Directive:
Tally the lines in the listing below that contain "this" and report the tally alone.

Data extracted from a collection
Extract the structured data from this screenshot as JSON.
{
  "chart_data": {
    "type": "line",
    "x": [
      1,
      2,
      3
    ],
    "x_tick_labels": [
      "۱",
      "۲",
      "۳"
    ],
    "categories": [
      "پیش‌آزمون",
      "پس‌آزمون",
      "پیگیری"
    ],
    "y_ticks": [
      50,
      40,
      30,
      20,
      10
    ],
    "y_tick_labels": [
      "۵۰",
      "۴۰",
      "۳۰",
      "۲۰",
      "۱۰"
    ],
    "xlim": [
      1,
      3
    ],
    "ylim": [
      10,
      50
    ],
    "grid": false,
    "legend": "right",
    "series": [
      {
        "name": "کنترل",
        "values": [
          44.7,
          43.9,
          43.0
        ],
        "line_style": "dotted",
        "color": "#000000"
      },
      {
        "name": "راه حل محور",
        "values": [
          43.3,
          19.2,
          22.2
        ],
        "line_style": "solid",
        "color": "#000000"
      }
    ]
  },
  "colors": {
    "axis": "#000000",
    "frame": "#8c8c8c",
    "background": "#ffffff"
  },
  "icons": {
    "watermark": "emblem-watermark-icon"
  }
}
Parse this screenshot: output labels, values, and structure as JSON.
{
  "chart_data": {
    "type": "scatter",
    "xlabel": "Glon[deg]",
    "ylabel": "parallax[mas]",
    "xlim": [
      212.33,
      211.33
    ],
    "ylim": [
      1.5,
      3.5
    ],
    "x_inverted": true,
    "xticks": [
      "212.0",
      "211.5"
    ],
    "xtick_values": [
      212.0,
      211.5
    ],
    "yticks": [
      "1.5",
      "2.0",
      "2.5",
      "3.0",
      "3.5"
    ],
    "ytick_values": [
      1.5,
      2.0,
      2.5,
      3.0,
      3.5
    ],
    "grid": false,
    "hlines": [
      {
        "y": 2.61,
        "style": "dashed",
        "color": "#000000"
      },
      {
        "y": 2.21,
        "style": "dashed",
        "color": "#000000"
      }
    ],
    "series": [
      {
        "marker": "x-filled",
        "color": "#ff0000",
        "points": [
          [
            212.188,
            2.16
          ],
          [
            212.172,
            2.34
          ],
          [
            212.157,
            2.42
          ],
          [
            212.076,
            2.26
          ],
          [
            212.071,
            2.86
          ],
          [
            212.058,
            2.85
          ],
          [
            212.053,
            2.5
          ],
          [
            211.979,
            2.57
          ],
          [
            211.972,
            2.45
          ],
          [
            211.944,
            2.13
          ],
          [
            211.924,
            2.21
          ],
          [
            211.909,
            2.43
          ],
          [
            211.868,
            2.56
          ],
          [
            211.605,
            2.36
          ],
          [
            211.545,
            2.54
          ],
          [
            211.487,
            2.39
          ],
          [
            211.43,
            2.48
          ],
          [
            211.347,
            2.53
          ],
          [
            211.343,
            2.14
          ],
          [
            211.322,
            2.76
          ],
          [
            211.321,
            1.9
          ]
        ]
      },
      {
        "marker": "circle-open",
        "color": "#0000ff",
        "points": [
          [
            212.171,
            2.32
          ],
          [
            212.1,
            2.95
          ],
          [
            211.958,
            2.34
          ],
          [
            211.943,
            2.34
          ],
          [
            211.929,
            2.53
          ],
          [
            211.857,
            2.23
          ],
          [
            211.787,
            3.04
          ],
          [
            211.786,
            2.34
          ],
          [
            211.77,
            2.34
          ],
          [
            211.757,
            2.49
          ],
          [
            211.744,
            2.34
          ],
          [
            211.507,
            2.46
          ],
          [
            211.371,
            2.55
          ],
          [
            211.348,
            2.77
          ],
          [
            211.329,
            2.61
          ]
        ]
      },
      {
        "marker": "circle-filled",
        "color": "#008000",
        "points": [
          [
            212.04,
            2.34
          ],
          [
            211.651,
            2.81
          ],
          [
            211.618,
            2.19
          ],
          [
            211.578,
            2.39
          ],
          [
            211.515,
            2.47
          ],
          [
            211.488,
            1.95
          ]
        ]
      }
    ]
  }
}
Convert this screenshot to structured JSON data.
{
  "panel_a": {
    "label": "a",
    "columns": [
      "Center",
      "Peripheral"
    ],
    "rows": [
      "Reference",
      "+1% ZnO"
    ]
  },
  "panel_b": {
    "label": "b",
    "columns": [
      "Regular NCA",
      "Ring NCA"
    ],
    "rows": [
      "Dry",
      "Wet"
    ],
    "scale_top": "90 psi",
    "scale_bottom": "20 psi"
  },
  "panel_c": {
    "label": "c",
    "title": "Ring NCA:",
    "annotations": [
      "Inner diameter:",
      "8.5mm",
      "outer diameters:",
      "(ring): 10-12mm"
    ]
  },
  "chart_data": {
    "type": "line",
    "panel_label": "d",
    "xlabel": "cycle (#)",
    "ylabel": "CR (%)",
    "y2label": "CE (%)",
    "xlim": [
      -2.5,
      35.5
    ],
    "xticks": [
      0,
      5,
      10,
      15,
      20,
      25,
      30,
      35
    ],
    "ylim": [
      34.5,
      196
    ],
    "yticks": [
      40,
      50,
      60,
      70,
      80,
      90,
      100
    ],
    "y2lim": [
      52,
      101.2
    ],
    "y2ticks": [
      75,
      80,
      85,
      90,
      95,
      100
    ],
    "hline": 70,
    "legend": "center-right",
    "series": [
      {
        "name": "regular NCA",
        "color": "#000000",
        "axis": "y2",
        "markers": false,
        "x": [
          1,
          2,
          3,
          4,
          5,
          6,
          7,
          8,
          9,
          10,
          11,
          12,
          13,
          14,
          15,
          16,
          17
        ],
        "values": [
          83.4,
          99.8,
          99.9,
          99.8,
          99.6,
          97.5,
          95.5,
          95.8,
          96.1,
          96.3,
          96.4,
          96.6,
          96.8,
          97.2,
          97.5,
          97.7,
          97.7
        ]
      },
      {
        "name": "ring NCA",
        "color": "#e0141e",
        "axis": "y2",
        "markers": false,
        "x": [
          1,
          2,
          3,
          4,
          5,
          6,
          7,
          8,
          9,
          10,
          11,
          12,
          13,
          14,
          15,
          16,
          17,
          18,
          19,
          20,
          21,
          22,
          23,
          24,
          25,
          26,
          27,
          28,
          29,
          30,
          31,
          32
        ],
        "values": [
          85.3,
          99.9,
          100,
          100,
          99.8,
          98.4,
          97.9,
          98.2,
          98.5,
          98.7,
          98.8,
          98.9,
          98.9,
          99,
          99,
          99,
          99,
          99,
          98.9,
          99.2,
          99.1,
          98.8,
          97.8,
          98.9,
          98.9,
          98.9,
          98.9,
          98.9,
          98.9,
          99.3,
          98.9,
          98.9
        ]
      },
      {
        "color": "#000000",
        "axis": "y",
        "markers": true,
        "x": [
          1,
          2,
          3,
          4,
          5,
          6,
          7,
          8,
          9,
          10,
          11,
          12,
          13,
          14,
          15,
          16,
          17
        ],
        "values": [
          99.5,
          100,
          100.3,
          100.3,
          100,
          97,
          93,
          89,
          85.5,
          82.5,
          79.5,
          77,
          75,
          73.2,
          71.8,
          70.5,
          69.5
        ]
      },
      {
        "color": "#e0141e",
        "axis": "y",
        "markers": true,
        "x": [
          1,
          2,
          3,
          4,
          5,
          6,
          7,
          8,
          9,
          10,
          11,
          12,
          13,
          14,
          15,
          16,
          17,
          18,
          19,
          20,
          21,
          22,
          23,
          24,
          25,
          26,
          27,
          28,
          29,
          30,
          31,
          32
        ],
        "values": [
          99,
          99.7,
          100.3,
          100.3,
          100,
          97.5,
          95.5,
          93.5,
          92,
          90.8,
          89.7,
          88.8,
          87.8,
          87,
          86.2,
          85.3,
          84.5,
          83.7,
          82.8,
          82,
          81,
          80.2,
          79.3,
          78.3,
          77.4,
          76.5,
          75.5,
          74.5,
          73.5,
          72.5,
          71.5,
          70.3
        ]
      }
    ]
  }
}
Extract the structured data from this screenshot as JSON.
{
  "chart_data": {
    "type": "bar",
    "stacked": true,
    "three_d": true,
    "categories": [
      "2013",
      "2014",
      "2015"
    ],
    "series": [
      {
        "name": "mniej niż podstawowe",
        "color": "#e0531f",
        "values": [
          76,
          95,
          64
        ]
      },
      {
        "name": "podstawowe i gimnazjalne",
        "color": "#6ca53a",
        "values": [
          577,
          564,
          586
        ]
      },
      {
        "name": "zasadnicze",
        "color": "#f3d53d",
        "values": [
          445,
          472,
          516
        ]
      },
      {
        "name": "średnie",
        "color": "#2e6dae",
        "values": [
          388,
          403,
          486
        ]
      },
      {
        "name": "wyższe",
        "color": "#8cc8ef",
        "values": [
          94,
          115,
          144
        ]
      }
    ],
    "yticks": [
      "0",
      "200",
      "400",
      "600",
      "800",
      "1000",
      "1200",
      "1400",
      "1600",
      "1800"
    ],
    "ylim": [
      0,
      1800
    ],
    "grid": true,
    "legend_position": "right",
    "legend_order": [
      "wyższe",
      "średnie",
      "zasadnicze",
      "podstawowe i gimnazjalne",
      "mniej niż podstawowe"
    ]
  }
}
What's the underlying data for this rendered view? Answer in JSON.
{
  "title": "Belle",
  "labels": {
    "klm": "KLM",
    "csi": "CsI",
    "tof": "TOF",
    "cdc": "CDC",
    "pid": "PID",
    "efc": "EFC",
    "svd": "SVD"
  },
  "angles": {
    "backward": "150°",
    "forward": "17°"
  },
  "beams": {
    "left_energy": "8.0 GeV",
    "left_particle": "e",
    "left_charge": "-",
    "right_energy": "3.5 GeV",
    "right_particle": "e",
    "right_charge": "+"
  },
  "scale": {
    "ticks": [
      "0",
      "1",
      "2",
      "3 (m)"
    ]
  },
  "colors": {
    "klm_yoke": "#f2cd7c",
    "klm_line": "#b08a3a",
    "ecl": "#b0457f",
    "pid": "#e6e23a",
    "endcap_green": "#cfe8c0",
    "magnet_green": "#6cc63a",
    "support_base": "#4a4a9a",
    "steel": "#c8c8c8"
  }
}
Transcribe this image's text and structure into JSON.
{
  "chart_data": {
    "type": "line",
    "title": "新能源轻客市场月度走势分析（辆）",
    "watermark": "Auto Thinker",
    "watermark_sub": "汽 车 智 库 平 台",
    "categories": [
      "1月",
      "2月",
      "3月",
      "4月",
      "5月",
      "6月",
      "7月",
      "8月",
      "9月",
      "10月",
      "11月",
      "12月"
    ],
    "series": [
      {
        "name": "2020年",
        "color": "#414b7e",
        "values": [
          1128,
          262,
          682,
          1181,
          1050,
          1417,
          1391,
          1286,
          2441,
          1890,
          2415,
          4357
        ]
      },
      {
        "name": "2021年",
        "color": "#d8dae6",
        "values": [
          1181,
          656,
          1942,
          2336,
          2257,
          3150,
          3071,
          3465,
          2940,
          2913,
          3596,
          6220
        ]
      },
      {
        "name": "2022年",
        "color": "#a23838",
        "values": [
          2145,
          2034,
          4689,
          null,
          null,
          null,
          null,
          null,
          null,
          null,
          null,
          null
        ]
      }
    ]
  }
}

In response:
6